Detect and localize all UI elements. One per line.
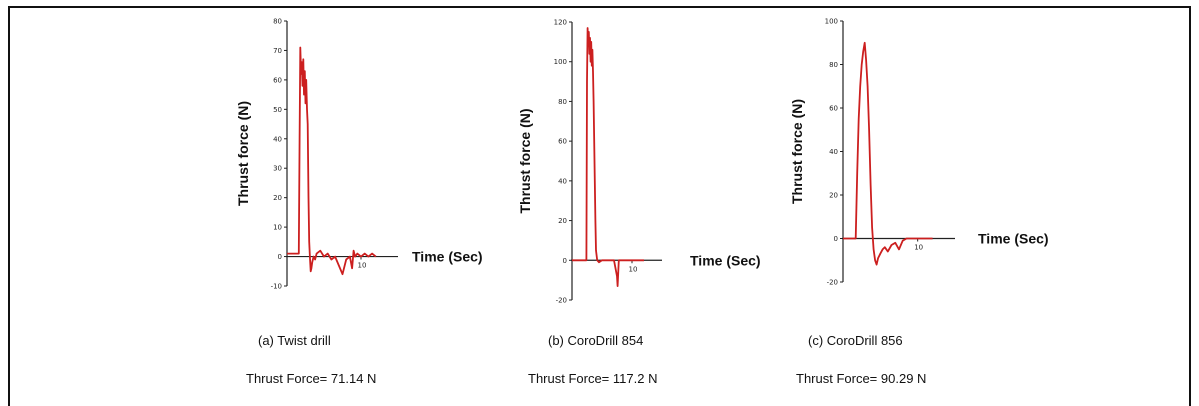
y-tick-label: 0 (834, 235, 838, 243)
y-axis-label: Thrust force (N) (235, 101, 251, 206)
result-c: Thrust Force= 90.29 N (796, 371, 927, 386)
y-tick-label: 50 (273, 106, 282, 114)
x-axis-label: Time (Sec) (978, 231, 1049, 247)
y-tick-label: 60 (273, 76, 282, 84)
y-axis-label: Thrust force (N) (789, 99, 805, 204)
caption-b: (b) CoroDrill 854 (548, 333, 644, 348)
y-tick-label: 100 (554, 58, 567, 66)
y-tick-label: 20 (273, 194, 282, 202)
y-tick-label: 100 (825, 18, 838, 26)
thrust-force-series-line (572, 27, 644, 288)
caption-a: (a) Twist drill (258, 333, 331, 348)
y-tick-label: 70 (273, 47, 282, 55)
y-axis-label: Thrust force (N) (517, 109, 533, 214)
x-tick-label: 10 (358, 262, 367, 270)
y-tick-label: 20 (829, 192, 838, 200)
thrust-force-series-line (287, 46, 377, 276)
y-tick-label: 30 (273, 165, 282, 173)
y-tick-label: 40 (558, 177, 567, 185)
y-tick-label: 60 (829, 105, 838, 113)
y-tick-label: 80 (273, 18, 282, 26)
y-tick-label: -10 (271, 283, 282, 291)
figure-frame (8, 6, 1191, 406)
y-tick-label: -20 (556, 297, 567, 305)
x-axis-label: Time (Sec) (412, 249, 483, 265)
y-tick-label: 60 (558, 138, 567, 146)
caption-c: (c) CoroDrill 856 (808, 333, 903, 348)
y-tick-label: 0 (563, 257, 567, 265)
x-tick-label: 10 (629, 265, 638, 273)
y-tick-label: 40 (829, 148, 838, 156)
thrust-force-series-line (843, 41, 933, 266)
y-tick-label: 80 (558, 98, 567, 106)
x-axis-label: Time (Sec) (690, 252, 761, 268)
y-tick-label: 20 (558, 217, 567, 225)
y-tick-label: -20 (827, 279, 838, 287)
y-tick-label: 0 (278, 253, 282, 261)
y-tick-label: 10 (273, 224, 282, 232)
x-tick-label: 10 (914, 244, 923, 252)
result-a: Thrust Force= 71.14 N (246, 371, 377, 386)
result-b: Thrust Force= 117.2 N (528, 371, 658, 386)
y-tick-label: 80 (829, 61, 838, 69)
y-tick-label: 120 (554, 19, 567, 27)
y-tick-label: 40 (273, 135, 282, 143)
======
**Problem statement**. Reproduce every line of the material above word for word, omitting the pictures.

**Reply to the task**.
Detect and localize all UI elements. One per line.
y-tick-label: 0 (834, 235, 838, 243)
y-axis-label: Thrust force (N) (235, 101, 251, 206)
result-c: Thrust Force= 90.29 N (796, 371, 927, 386)
y-tick-label: 50 (273, 106, 282, 114)
x-axis-label: Time (Sec) (978, 231, 1049, 247)
y-tick-label: 60 (273, 76, 282, 84)
y-axis-label: Thrust force (N) (789, 99, 805, 204)
caption-b: (b) CoroDrill 854 (548, 333, 644, 348)
y-tick-label: 100 (554, 58, 567, 66)
y-tick-label: 20 (273, 194, 282, 202)
y-tick-label: 100 (825, 18, 838, 26)
thrust-force-series-line (572, 27, 644, 288)
caption-a: (a) Twist drill (258, 333, 331, 348)
y-tick-label: 70 (273, 47, 282, 55)
y-axis-label: Thrust force (N) (517, 109, 533, 214)
x-tick-label: 10 (358, 262, 367, 270)
y-tick-label: 20 (829, 192, 838, 200)
thrust-force-series-line (287, 46, 377, 276)
y-tick-label: 30 (273, 165, 282, 173)
y-tick-label: 40 (558, 177, 567, 185)
y-tick-label: 60 (829, 105, 838, 113)
y-tick-label: 80 (273, 18, 282, 26)
y-tick-label: -10 (271, 283, 282, 291)
figure-frame (8, 6, 1191, 406)
y-tick-label: -20 (556, 297, 567, 305)
x-axis-label: Time (Sec) (412, 249, 483, 265)
y-tick-label: 60 (558, 138, 567, 146)
caption-c: (c) CoroDrill 856 (808, 333, 903, 348)
y-tick-label: 0 (563, 257, 567, 265)
x-tick-label: 10 (629, 265, 638, 273)
y-tick-label: 40 (829, 148, 838, 156)
thrust-force-series-line (843, 41, 933, 266)
y-tick-label: 80 (558, 98, 567, 106)
x-axis-label: Time (Sec) (690, 252, 761, 268)
y-tick-label: 20 (558, 217, 567, 225)
y-tick-label: -20 (827, 279, 838, 287)
y-tick-label: 0 (278, 253, 282, 261)
y-tick-label: 10 (273, 224, 282, 232)
x-tick-label: 10 (914, 244, 923, 252)
result-a: Thrust Force= 71.14 N (246, 371, 377, 386)
result-b: Thrust Force= 117.2 N (528, 371, 658, 386)
y-tick-label: 80 (829, 61, 838, 69)
y-tick-label: 120 (554, 19, 567, 27)
y-tick-label: 40 (273, 135, 282, 143)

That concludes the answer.